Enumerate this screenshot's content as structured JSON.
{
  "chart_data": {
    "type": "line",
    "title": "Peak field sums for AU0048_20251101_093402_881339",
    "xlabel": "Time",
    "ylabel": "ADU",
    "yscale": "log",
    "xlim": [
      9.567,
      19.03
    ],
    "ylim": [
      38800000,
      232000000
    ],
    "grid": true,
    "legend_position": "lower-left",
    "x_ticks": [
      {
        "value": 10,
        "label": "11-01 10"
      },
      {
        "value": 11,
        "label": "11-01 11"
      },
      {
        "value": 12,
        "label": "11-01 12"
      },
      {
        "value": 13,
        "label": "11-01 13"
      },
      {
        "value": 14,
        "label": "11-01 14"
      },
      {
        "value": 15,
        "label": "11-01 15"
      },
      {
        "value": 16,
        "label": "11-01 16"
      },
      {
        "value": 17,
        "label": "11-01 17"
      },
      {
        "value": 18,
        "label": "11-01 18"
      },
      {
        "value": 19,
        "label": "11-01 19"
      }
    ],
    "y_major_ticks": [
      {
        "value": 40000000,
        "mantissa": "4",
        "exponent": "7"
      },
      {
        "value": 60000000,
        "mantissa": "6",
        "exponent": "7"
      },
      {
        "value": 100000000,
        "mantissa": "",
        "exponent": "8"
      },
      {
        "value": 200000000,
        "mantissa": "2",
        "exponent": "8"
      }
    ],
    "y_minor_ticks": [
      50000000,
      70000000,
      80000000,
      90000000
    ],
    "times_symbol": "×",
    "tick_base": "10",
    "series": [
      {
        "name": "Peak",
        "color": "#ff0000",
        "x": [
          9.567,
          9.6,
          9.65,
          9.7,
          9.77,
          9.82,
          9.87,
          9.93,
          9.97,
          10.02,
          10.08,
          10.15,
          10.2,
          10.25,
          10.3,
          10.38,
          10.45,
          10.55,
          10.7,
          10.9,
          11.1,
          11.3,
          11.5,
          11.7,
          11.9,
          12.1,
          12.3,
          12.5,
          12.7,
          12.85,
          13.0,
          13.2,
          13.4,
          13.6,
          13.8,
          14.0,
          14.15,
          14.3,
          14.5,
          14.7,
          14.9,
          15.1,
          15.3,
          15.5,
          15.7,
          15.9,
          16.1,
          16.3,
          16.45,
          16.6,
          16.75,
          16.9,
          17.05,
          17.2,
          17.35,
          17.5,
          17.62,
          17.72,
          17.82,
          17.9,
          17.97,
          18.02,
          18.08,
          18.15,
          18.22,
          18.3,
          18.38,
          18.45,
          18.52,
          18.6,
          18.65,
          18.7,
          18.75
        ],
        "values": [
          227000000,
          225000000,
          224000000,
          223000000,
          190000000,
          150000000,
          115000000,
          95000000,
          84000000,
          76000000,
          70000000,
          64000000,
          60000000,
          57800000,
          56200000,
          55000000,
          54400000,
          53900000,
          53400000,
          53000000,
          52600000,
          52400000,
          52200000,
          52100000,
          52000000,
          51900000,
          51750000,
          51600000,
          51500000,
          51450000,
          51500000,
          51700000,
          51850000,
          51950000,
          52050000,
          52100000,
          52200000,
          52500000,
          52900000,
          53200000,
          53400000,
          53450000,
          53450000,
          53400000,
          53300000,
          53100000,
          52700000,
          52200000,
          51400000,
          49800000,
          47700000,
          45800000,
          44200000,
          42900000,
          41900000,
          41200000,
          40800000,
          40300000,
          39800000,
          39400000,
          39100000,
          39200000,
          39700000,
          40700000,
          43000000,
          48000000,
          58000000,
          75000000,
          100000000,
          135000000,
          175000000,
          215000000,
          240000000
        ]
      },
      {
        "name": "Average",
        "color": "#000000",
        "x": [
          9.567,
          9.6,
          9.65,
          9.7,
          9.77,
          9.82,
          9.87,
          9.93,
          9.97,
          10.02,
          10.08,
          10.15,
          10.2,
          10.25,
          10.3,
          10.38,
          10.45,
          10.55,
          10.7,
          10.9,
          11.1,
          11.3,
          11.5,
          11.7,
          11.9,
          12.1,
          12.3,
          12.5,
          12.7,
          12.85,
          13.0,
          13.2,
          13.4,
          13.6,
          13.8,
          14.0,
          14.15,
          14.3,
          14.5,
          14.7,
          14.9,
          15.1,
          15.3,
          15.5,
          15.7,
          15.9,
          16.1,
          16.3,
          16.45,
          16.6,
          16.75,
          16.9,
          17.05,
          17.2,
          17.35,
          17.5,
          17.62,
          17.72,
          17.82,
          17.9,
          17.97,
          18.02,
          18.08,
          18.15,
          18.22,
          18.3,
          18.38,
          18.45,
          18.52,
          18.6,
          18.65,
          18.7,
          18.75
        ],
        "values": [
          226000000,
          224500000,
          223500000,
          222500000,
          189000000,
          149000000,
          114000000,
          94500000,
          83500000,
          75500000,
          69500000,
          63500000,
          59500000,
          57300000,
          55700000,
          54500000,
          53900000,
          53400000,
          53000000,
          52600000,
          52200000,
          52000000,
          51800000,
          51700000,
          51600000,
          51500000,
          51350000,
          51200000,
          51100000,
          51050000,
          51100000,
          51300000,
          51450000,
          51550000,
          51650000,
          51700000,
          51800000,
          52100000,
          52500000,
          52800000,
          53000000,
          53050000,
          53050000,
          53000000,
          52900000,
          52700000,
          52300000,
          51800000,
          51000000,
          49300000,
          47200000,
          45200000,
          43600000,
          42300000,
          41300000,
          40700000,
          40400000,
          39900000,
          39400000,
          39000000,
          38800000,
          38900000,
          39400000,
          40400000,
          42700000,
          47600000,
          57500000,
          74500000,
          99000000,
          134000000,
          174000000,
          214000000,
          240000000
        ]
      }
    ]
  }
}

▸ WHAT THE TASK ASKS:
Reproduce each record shown above without altering a single word.

▸ RESULT:
Enumerate this screenshot's content as structured JSON.
{
  "chart_data": {
    "type": "line",
    "title": "Peak field sums for AU0048_20251101_093402_881339",
    "xlabel": "Time",
    "ylabel": "ADU",
    "yscale": "log",
    "xlim": [
      9.567,
      19.03
    ],
    "ylim": [
      38800000,
      232000000
    ],
    "grid": true,
    "legend_position": "lower-left",
    "x_ticks": [
      {
        "value": 10,
        "label": "11-01 10"
      },
      {
        "value": 11,
        "label": "11-01 11"
      },
      {
        "value": 12,
        "label": "11-01 12"
      },
      {
        "value": 13,
        "label": "11-01 13"
      },
      {
        "value": 14,
        "label": "11-01 14"
      },
      {
        "value": 15,
        "label": "11-01 15"
      },
      {
        "value": 16,
        "label": "11-01 16"
      },
      {
        "value": 17,
        "label": "11-01 17"
      },
      {
        "value": 18,
        "label": "11-01 18"
      },
      {
        "value": 19,
        "label": "11-01 19"
      }
    ],
    "y_major_ticks": [
      {
        "value": 40000000,
        "mantissa": "4",
        "exponent": "7"
      },
      {
        "value": 60000000,
        "mantissa": "6",
        "exponent": "7"
      },
      {
        "value": 100000000,
        "mantissa": "",
        "exponent": "8"
      },
      {
        "value": 200000000,
        "mantissa": "2",
        "exponent": "8"
      }
    ],
    "y_minor_ticks": [
      50000000,
      70000000,
      80000000,
      90000000
    ],
    "times_symbol": "×",
    "tick_base": "10",
    "series": [
      {
        "name": "Peak",
        "color": "#ff0000",
        "x": [
          9.567,
          9.6,
          9.65,
          9.7,
          9.77,
          9.82,
          9.87,
          9.93,
          9.97,
          10.02,
          10.08,
          10.15,
          10.2,
          10.25,
          10.3,
          10.38,
          10.45,
          10.55,
          10.7,
          10.9,
          11.1,
          11.3,
          11.5,
          11.7,
          11.9,
          12.1,
          12.3,
          12.5,
          12.7,
          12.85,
          13.0,
          13.2,
          13.4,
          13.6,
          13.8,
          14.0,
          14.15,
          14.3,
          14.5,
          14.7,
          14.9,
          15.1,
          15.3,
          15.5,
          15.7,
          15.9,
          16.1,
          16.3,
          16.45,
          16.6,
          16.75,
          16.9,
          17.05,
          17.2,
          17.35,
          17.5,
          17.62,
          17.72,
          17.82,
          17.9,
          17.97,
          18.02,
          18.08,
          18.15,
          18.22,
          18.3,
          18.38,
          18.45,
          18.52,
          18.6,
          18.65,
          18.7,
          18.75
        ],
        "values": [
          227000000,
          225000000,
          224000000,
          223000000,
          190000000,
          150000000,
          115000000,
          95000000,
          84000000,
          76000000,
          70000000,
          64000000,
          60000000,
          57800000,
          56200000,
          55000000,
          54400000,
          53900000,
          53400000,
          53000000,
          52600000,
          52400000,
          52200000,
          52100000,
          52000000,
          51900000,
          51750000,
          51600000,
          51500000,
          51450000,
          51500000,
          51700000,
          51850000,
          51950000,
          52050000,
          52100000,
          52200000,
          52500000,
          52900000,
          53200000,
          53400000,
          53450000,
          53450000,
          53400000,
          53300000,
          53100000,
          52700000,
          52200000,
          51400000,
          49800000,
          47700000,
          45800000,
          44200000,
          42900000,
          41900000,
          41200000,
          40800000,
          40300000,
          39800000,
          39400000,
          39100000,
          39200000,
          39700000,
          40700000,
          43000000,
          48000000,
          58000000,
          75000000,
          100000000,
          135000000,
          175000000,
          215000000,
          240000000
        ]
      },
      {
        "name": "Average",
        "color": "#000000",
        "x": [
          9.567,
          9.6,
          9.65,
          9.7,
          9.77,
          9.82,
          9.87,
          9.93,
          9.97,
          10.02,
          10.08,
          10.15,
          10.2,
          10.25,
          10.3,
          10.38,
          10.45,
          10.55,
          10.7,
          10.9,
          11.1,
          11.3,
          11.5,
          11.7,
          11.9,
          12.1,
          12.3,
          12.5,
          12.7,
          12.85,
          13.0,
          13.2,
          13.4,
          13.6,
          13.8,
          14.0,
          14.15,
          14.3,
          14.5,
          14.7,
          14.9,
          15.1,
          15.3,
          15.5,
          15.7,
          15.9,
          16.1,
          16.3,
          16.45,
          16.6,
          16.75,
          16.9,
          17.05,
          17.2,
          17.35,
          17.5,
          17.62,
          17.72,
          17.82,
          17.9,
          17.97,
          18.02,
          18.08,
          18.15,
          18.22,
          18.3,
          18.38,
          18.45,
          18.52,
          18.6,
          18.65,
          18.7,
          18.75
        ],
        "values": [
          226000000,
          224500000,
          223500000,
          222500000,
          189000000,
          149000000,
          114000000,
          94500000,
          83500000,
          75500000,
          69500000,
          63500000,
          59500000,
          57300000,
          55700000,
          54500000,
          53900000,
          53400000,
          53000000,
          52600000,
          52200000,
          52000000,
          51800000,
          51700000,
          51600000,
          51500000,
          51350000,
          51200000,
          51100000,
          51050000,
          51100000,
          51300000,
          51450000,
          51550000,
          51650000,
          51700000,
          51800000,
          52100000,
          52500000,
          52800000,
          53000000,
          53050000,
          53050000,
          53000000,
          52900000,
          52700000,
          52300000,
          51800000,
          51000000,
          49300000,
          47200000,
          45200000,
          43600000,
          42300000,
          41300000,
          40700000,
          40400000,
          39900000,
          39400000,
          39000000,
          38800000,
          38900000,
          39400000,
          40400000,
          42700000,
          47600000,
          57500000,
          74500000,
          99000000,
          134000000,
          174000000,
          214000000,
          240000000
        ]
      }
    ]
  }
}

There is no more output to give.